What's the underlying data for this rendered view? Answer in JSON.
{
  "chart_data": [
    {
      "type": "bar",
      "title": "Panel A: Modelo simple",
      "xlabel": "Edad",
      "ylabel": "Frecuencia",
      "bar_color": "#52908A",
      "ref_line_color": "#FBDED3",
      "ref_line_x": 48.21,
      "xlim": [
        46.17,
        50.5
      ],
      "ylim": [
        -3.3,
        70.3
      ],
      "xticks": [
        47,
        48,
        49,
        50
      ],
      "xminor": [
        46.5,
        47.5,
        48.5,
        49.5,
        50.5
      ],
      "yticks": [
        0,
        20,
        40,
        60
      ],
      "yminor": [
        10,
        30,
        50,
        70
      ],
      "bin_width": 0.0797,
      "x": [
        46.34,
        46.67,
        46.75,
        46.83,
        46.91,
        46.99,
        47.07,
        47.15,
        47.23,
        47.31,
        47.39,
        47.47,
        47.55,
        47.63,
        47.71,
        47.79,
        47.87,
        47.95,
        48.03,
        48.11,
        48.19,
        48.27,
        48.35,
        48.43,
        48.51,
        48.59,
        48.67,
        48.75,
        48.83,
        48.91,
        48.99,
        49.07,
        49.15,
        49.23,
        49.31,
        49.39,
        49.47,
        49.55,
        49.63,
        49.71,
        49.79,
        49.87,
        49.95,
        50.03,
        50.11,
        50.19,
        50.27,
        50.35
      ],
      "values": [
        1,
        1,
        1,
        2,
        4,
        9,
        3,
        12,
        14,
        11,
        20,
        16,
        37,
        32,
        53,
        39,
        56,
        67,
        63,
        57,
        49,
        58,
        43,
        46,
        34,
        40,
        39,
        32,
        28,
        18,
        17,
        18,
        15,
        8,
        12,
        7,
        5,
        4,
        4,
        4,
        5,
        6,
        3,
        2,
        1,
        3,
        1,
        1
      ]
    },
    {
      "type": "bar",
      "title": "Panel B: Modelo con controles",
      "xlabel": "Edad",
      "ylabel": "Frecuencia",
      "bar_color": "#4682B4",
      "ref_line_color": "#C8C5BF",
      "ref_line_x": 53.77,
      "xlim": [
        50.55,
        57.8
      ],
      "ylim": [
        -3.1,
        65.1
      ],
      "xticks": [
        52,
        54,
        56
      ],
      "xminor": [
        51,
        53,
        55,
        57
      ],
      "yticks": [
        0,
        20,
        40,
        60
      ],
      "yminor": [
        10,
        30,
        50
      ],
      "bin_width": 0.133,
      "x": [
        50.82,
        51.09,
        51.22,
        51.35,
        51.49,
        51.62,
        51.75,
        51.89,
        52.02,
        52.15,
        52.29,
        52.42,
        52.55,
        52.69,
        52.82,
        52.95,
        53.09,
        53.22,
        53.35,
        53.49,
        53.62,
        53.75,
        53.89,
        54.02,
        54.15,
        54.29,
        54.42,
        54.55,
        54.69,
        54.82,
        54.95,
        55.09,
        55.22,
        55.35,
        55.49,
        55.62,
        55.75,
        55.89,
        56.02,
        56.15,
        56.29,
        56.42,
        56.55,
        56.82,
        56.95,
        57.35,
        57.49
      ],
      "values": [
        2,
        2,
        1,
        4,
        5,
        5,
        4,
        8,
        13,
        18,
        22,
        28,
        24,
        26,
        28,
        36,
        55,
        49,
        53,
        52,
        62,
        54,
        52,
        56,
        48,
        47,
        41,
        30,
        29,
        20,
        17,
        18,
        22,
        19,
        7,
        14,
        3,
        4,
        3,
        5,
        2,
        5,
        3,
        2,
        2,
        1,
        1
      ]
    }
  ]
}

********

The task
From the listing above, extract all records word for word.

Response to the task
What's the underlying data for this rendered view? Answer in JSON.
{
  "chart_data": [
    {
      "type": "bar",
      "title": "Panel A: Modelo simple",
      "xlabel": "Edad",
      "ylabel": "Frecuencia",
      "bar_color": "#52908A",
      "ref_line_color": "#FBDED3",
      "ref_line_x": 48.21,
      "xlim": [
        46.17,
        50.5
      ],
      "ylim": [
        -3.3,
        70.3
      ],
      "xticks": [
        47,
        48,
        49,
        50
      ],
      "xminor": [
        46.5,
        47.5,
        48.5,
        49.5,
        50.5
      ],
      "yticks": [
        0,
        20,
        40,
        60
      ],
      "yminor": [
        10,
        30,
        50,
        70
      ],
      "bin_width": 0.0797,
      "x": [
        46.34,
        46.67,
        46.75,
        46.83,
        46.91,
        46.99,
        47.07,
        47.15,
        47.23,
        47.31,
        47.39,
        47.47,
        47.55,
        47.63,
        47.71,
        47.79,
        47.87,
        47.95,
        48.03,
        48.11,
        48.19,
        48.27,
        48.35,
        48.43,
        48.51,
        48.59,
        48.67,
        48.75,
        48.83,
        48.91,
        48.99,
        49.07,
        49.15,
        49.23,
        49.31,
        49.39,
        49.47,
        49.55,
        49.63,
        49.71,
        49.79,
        49.87,
        49.95,
        50.03,
        50.11,
        50.19,
        50.27,
        50.35
      ],
      "values": [
        1,
        1,
        1,
        2,
        4,
        9,
        3,
        12,
        14,
        11,
        20,
        16,
        37,
        32,
        53,
        39,
        56,
        67,
        63,
        57,
        49,
        58,
        43,
        46,
        34,
        40,
        39,
        32,
        28,
        18,
        17,
        18,
        15,
        8,
        12,
        7,
        5,
        4,
        4,
        4,
        5,
        6,
        3,
        2,
        1,
        3,
        1,
        1
      ]
    },
    {
      "type": "bar",
      "title": "Panel B: Modelo con controles",
      "xlabel": "Edad",
      "ylabel": "Frecuencia",
      "bar_color": "#4682B4",
      "ref_line_color": "#C8C5BF",
      "ref_line_x": 53.77,
      "xlim": [
        50.55,
        57.8
      ],
      "ylim": [
        -3.1,
        65.1
      ],
      "xticks": [
        52,
        54,
        56
      ],
      "xminor": [
        51,
        53,
        55,
        57
      ],
      "yticks": [
        0,
        20,
        40,
        60
      ],
      "yminor": [
        10,
        30,
        50
      ],
      "bin_width": 0.133,
      "x": [
        50.82,
        51.09,
        51.22,
        51.35,
        51.49,
        51.62,
        51.75,
        51.89,
        52.02,
        52.15,
        52.29,
        52.42,
        52.55,
        52.69,
        52.82,
        52.95,
        53.09,
        53.22,
        53.35,
        53.49,
        53.62,
        53.75,
        53.89,
        54.02,
        54.15,
        54.29,
        54.42,
        54.55,
        54.69,
        54.82,
        54.95,
        55.09,
        55.22,
        55.35,
        55.49,
        55.62,
        55.75,
        55.89,
        56.02,
        56.15,
        56.29,
        56.42,
        56.55,
        56.82,
        56.95,
        57.35,
        57.49
      ],
      "values": [
        2,
        2,
        1,
        4,
        5,
        5,
        4,
        8,
        13,
        18,
        22,
        28,
        24,
        26,
        28,
        36,
        55,
        49,
        53,
        52,
        62,
        54,
        52,
        56,
        48,
        47,
        41,
        30,
        29,
        20,
        17,
        18,
        22,
        19,
        7,
        14,
        3,
        4,
        3,
        5,
        2,
        5,
        3,
        2,
        2,
        1,
        1
      ]
    }
  ]
}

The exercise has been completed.